RECORD EXCERPTS:
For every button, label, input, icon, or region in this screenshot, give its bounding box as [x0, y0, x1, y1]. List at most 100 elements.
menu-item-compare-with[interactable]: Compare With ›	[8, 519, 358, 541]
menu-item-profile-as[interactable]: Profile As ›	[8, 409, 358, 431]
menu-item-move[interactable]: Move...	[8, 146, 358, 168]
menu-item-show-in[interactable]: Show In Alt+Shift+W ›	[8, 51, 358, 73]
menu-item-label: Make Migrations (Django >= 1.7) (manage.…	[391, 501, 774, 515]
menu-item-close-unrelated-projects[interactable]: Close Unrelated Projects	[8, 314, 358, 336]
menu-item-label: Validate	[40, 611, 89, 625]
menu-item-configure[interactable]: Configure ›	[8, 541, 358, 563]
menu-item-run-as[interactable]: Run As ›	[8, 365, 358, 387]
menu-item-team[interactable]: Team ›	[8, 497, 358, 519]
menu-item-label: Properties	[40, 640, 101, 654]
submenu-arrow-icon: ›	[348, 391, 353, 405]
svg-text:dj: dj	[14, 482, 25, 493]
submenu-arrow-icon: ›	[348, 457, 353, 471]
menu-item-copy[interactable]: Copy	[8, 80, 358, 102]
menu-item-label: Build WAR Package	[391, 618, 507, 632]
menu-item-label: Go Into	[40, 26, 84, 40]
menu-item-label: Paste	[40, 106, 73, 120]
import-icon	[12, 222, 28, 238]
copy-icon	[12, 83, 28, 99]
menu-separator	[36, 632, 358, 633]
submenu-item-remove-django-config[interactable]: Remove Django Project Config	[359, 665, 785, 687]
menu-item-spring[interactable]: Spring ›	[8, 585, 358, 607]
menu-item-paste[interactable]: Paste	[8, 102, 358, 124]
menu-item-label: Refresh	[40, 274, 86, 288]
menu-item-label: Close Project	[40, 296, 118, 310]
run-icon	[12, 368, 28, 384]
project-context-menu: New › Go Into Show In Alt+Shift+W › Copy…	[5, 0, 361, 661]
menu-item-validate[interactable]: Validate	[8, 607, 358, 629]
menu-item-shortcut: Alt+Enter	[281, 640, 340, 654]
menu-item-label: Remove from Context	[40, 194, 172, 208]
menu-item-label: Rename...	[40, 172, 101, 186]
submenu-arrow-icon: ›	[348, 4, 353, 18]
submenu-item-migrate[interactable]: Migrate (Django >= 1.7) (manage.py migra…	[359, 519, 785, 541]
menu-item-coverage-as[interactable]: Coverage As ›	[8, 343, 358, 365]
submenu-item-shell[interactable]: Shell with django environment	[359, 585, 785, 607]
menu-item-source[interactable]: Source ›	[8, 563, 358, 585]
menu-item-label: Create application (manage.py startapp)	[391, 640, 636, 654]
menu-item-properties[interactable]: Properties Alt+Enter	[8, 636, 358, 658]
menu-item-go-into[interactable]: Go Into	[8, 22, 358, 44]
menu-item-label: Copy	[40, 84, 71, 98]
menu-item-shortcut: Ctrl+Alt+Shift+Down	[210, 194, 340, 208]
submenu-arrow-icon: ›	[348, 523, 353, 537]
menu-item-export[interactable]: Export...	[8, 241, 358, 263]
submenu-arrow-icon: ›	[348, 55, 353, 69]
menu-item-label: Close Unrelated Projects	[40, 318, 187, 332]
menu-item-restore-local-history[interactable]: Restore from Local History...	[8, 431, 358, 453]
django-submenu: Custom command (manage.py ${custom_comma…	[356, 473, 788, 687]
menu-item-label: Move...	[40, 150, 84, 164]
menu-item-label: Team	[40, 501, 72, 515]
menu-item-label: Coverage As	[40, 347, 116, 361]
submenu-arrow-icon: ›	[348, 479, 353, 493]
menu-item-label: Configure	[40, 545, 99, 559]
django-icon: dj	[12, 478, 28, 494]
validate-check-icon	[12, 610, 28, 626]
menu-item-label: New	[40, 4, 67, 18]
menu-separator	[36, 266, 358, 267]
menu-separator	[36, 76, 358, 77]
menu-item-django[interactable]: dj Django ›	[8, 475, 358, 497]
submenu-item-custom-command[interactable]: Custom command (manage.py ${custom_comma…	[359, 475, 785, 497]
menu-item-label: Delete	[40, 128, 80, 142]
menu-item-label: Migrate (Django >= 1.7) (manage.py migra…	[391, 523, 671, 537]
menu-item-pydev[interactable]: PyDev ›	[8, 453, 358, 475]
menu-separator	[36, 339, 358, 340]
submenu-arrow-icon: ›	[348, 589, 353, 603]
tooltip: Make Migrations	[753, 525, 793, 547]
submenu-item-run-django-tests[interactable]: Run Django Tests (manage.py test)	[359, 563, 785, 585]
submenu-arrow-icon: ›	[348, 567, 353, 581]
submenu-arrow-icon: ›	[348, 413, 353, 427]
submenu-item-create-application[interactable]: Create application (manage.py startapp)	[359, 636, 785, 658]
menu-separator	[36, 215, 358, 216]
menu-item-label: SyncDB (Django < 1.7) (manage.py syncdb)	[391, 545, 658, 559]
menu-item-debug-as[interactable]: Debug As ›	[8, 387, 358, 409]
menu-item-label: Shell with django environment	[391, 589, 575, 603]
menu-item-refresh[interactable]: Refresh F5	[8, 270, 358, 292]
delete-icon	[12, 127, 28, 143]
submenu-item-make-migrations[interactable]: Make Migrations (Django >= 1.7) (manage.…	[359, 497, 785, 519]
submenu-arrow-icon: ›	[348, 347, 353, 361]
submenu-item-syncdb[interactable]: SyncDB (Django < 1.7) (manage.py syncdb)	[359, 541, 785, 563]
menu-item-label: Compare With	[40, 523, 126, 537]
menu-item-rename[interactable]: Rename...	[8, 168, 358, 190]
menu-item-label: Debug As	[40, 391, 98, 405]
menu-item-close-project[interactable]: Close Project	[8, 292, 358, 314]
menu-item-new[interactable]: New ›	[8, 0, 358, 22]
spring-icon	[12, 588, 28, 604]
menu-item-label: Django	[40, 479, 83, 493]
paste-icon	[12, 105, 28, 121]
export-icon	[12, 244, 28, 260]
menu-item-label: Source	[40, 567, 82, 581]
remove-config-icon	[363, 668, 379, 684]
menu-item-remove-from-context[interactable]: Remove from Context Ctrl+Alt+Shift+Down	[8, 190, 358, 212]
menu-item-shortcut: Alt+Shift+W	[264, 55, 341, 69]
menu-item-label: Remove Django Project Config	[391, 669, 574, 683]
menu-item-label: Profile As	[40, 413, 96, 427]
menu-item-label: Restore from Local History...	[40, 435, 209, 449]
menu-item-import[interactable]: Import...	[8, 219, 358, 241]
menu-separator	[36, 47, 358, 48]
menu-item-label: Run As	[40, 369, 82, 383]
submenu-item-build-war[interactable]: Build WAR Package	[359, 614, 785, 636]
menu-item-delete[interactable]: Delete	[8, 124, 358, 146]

THE TASK: Write out the material from its first line through the line with "menu-item-label: Make Migrations", swapping "bounding box" for "enclosing box" and leaving everything else unchanged.

COMPLETED EXERCISE:
For every button, label, input, icon, or region in this screenshot, give its enclosing box as [x0, y0, x1, y1]. List at most 100 elements.
menu-item-compare-with[interactable]: Compare With ›	[8, 519, 358, 541]
menu-item-profile-as[interactable]: Profile As ›	[8, 409, 358, 431]
menu-item-move[interactable]: Move...	[8, 146, 358, 168]
menu-item-show-in[interactable]: Show In Alt+Shift+W ›	[8, 51, 358, 73]
menu-item-label: Make Migrations (Django >= 1.7) (manage.…	[391, 501, 774, 515]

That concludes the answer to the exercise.